■ Required task: Report how many lines contain "pred", with no other words.

■ Stored data:
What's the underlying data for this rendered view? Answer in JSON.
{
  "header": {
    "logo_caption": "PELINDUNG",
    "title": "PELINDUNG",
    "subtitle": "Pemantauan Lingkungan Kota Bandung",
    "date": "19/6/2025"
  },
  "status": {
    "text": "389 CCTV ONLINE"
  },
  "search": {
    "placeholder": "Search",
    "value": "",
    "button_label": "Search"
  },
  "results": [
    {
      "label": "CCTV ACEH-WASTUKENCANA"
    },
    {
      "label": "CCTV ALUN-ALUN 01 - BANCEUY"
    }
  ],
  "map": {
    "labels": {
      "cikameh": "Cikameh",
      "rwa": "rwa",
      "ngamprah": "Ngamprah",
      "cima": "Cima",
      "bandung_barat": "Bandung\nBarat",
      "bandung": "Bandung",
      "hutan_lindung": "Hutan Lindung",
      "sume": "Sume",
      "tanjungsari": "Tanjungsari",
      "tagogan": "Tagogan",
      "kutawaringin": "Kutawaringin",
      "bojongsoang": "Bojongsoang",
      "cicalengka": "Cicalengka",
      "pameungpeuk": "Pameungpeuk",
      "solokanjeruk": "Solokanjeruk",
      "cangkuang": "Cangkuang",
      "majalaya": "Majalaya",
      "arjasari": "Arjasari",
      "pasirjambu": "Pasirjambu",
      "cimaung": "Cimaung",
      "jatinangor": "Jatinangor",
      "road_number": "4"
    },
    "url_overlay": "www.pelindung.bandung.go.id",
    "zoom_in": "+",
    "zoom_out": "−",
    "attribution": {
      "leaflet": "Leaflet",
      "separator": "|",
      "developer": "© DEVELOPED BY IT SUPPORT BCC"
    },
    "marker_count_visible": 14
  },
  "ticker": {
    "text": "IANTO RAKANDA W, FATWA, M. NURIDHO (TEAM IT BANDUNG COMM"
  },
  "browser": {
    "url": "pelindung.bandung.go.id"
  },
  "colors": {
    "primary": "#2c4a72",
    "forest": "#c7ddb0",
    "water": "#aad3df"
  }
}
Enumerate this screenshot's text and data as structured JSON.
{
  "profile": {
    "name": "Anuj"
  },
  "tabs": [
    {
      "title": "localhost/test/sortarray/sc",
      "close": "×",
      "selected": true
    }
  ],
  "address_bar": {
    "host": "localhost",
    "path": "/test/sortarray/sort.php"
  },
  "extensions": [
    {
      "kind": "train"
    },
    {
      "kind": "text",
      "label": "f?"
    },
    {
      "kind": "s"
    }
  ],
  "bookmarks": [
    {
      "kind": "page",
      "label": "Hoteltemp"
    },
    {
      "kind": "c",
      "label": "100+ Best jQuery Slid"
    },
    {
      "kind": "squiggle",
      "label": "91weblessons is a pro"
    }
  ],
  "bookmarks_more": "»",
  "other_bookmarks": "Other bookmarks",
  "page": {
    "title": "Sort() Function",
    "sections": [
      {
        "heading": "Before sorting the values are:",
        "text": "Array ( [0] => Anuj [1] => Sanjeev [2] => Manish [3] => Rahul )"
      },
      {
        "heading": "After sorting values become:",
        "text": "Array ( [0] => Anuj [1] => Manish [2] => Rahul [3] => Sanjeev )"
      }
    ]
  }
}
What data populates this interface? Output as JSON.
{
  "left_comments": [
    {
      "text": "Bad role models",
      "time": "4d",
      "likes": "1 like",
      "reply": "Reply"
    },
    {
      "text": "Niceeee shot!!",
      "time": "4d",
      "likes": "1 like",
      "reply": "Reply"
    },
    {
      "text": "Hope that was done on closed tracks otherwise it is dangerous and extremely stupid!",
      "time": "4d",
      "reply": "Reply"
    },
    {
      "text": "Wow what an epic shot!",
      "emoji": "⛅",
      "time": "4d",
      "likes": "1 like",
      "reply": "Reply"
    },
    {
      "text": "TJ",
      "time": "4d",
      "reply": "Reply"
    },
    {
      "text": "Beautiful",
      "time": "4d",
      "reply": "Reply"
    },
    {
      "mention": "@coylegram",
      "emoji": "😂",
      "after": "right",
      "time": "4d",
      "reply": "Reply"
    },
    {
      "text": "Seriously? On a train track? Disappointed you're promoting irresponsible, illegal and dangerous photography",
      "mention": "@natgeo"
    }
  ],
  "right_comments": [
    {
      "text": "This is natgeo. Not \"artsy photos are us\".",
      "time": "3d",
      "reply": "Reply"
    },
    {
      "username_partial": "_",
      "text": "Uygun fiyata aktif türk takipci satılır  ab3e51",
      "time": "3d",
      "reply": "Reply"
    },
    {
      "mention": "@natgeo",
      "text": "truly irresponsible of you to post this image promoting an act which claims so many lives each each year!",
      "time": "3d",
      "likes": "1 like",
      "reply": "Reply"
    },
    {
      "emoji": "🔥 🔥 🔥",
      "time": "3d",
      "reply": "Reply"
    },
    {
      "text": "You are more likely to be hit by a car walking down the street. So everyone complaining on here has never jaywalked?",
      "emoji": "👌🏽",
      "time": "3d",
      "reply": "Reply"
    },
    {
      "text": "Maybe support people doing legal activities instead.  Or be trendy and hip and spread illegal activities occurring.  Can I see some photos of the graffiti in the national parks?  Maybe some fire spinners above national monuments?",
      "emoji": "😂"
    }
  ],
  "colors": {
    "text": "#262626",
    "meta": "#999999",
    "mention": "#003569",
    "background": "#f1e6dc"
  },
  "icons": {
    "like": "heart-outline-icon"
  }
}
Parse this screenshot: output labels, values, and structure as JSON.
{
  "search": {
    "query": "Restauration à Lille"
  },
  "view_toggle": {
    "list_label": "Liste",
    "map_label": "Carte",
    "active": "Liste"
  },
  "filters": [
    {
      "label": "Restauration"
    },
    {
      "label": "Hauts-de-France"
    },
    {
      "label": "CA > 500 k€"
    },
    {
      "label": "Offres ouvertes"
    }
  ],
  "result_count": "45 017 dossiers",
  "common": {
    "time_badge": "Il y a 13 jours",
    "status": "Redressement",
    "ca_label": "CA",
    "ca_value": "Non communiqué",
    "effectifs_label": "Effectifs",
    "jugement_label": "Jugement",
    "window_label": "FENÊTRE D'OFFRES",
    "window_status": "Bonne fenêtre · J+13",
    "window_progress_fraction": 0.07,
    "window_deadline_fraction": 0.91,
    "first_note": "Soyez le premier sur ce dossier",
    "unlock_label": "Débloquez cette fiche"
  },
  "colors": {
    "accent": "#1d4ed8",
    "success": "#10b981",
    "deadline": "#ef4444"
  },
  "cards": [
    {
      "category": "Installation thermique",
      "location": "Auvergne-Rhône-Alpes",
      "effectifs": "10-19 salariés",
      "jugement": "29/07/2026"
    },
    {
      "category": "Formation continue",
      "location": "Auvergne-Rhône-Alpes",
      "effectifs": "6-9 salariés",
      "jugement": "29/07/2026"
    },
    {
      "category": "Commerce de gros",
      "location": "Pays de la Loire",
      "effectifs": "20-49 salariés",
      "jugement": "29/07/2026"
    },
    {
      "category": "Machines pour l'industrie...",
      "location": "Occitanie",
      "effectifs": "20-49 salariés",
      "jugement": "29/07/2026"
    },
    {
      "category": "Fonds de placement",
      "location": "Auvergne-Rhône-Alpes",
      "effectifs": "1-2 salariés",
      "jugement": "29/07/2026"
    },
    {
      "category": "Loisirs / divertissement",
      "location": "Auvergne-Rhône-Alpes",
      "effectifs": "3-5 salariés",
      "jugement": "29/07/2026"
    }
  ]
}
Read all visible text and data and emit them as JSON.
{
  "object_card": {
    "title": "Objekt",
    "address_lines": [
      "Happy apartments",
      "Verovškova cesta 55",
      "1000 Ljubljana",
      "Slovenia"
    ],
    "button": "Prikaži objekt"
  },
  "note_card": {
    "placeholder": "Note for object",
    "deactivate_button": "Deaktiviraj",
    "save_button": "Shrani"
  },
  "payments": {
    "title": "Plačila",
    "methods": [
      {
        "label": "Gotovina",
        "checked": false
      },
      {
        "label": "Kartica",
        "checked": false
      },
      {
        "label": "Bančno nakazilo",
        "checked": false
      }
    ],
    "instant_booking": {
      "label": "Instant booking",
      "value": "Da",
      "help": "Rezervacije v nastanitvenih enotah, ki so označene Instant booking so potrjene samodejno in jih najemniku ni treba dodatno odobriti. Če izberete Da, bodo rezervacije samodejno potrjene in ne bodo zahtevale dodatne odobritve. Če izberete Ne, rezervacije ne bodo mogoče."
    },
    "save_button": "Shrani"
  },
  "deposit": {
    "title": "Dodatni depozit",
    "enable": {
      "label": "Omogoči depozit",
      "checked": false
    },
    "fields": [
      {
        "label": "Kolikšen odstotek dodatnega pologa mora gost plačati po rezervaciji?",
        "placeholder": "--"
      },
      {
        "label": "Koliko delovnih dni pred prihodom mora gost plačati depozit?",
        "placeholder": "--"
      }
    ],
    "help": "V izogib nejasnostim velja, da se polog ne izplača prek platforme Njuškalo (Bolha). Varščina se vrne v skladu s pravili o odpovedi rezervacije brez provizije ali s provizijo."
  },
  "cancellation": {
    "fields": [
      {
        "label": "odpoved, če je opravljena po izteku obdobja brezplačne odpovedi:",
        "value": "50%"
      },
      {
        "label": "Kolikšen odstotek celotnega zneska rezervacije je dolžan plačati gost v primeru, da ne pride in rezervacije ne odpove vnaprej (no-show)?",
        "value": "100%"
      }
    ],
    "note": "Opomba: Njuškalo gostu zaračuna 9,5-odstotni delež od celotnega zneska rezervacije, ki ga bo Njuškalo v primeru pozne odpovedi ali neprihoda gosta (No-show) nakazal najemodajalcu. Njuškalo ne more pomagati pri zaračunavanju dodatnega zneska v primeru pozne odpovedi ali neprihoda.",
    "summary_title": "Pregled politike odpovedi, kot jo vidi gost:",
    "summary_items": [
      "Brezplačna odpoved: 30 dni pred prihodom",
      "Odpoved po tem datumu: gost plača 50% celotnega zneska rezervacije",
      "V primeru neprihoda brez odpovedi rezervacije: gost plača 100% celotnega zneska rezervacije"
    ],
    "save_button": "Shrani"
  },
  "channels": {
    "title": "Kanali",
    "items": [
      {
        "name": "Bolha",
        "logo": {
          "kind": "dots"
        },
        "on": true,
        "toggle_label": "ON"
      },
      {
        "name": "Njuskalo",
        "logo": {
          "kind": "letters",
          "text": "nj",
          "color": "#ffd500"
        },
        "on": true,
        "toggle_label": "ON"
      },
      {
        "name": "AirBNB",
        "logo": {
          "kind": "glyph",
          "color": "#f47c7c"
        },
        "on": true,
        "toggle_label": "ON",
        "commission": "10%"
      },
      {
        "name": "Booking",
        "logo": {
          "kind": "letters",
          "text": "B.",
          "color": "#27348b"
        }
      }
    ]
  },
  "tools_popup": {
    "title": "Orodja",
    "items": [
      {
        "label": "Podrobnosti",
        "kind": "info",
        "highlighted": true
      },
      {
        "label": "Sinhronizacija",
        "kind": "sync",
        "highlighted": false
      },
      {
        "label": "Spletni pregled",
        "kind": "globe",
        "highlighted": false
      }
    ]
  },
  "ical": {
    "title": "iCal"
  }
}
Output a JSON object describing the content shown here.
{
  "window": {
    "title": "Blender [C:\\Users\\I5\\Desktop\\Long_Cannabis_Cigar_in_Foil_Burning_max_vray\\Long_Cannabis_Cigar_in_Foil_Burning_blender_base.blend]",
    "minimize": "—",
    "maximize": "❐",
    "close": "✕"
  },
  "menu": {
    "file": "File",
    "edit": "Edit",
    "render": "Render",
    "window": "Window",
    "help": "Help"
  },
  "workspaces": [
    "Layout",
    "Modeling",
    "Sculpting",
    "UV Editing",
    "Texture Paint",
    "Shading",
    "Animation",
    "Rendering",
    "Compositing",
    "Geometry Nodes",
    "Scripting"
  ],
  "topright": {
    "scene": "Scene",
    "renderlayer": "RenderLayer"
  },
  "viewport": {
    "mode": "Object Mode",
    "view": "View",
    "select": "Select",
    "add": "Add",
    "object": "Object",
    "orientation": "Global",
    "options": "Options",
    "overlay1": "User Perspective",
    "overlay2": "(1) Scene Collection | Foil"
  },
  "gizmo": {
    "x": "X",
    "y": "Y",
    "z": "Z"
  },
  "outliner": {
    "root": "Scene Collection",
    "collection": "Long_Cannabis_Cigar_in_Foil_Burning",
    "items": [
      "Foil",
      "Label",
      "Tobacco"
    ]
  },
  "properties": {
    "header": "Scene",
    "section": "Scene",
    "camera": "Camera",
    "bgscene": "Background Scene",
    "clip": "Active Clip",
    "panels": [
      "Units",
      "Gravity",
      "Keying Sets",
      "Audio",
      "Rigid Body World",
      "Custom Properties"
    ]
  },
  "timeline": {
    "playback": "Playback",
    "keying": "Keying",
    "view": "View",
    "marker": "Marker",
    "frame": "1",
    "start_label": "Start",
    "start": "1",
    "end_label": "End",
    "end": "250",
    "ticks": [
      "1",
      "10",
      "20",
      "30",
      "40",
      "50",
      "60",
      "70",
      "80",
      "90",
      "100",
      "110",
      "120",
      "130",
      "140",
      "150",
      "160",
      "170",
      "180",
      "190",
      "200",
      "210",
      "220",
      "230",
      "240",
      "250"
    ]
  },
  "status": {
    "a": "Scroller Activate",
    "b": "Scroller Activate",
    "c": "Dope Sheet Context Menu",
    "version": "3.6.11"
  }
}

■ Exercise answer: 2